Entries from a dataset

□ □ □ □

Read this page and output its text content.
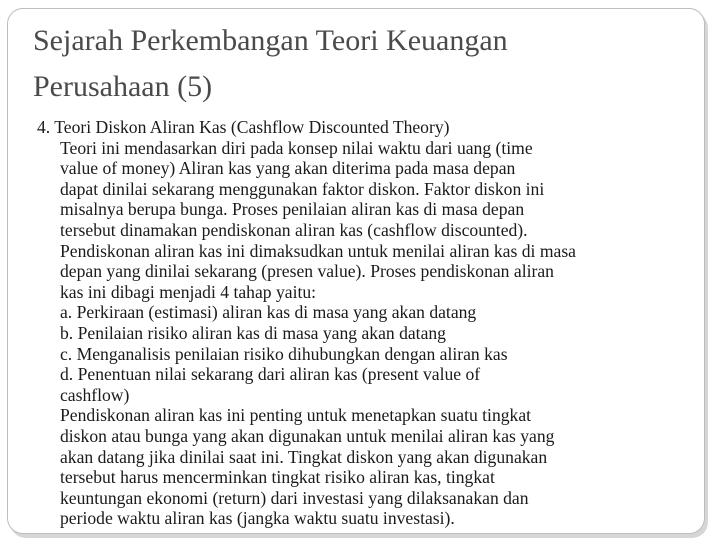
Sejarah Perkembangan Teori Keuangan
Perusahaan (5)
4. Teori Diskon Aliran Kas (Cashflow Discounted Theory)
Teori ini mendasarkan diri pada konsep nilai waktu dari uang (time
value of money) Aliran kas yang akan diterima pada masa depan
dapat dinilai sekarang menggunakan faktor diskon. Faktor diskon ini
misalnya berupa bunga. Proses penilaian aliran kas di masa depan
tersebut dinamakan pendiskonan aliran kas (cashflow discounted).
Pendiskonan aliran kas ini dimaksudkan untuk menilai aliran kas di masa
depan yang dinilai sekarang (presen value). Proses pendiskonan aliran
kas ini dibagi menjadi 4 tahap yaitu:
a. Perkiraan (estimasi) aliran kas di masa yang akan datang
b. Penilaian risiko aliran kas di masa yang akan datang
c. Menganalisis penilaian risiko dihubungkan dengan aliran kas
d. Penentuan nilai sekarang dari aliran kas (present value of
cashflow)
Pendiskonan aliran kas ini penting untuk menetapkan suatu tingkat
diskon atau bunga yang akan digunakan untuk menilai aliran kas yang
akan datang jika dinilai saat ini. Tingkat diskon yang akan digunakan
tersebut harus mencerminkan tingkat risiko aliran kas, tingkat
keuntungan ekonomi (return) dari investasi yang dilaksanakan dan
periode waktu aliran kas (jangka waktu suatu investasi).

□ □ □ □

=== Exercise ===
Output all of the data exactly as it stands, minus any images.

=== Correct result ===
Read this page and output its text content.
Sejarah Perkembangan Teori Keuangan
Perusahaan (5)
4. Teori Diskon Aliran Kas (Cashflow Discounted Theory)
Teori ini mendasarkan diri pada konsep nilai waktu dari uang (time
value of money) Aliran kas yang akan diterima pada masa depan
dapat dinilai sekarang menggunakan faktor diskon. Faktor diskon ini
misalnya berupa bunga. Proses penilaian aliran kas di masa depan
tersebut dinamakan pendiskonan aliran kas (cashflow discounted).
Pendiskonan aliran kas ini dimaksudkan untuk menilai aliran kas di masa
depan yang dinilai sekarang (presen value). Proses pendiskonan aliran
kas ini dibagi menjadi 4 tahap yaitu:
a. Perkiraan (estimasi) aliran kas di masa yang akan datang
b. Penilaian risiko aliran kas di masa yang akan datang
c. Menganalisis penilaian risiko dihubungkan dengan aliran kas
d. Penentuan nilai sekarang dari aliran kas (present value of
cashflow)
Pendiskonan aliran kas ini penting untuk menetapkan suatu tingkat
diskon atau bunga yang akan digunakan untuk menilai aliran kas yang
akan datang jika dinilai saat ini. Tingkat diskon yang akan digunakan
tersebut harus mencerminkan tingkat risiko aliran kas, tingkat
keuntungan ekonomi (return) dari investasi yang dilaksanakan dan
periode waktu aliran kas (jangka waktu suatu investasi).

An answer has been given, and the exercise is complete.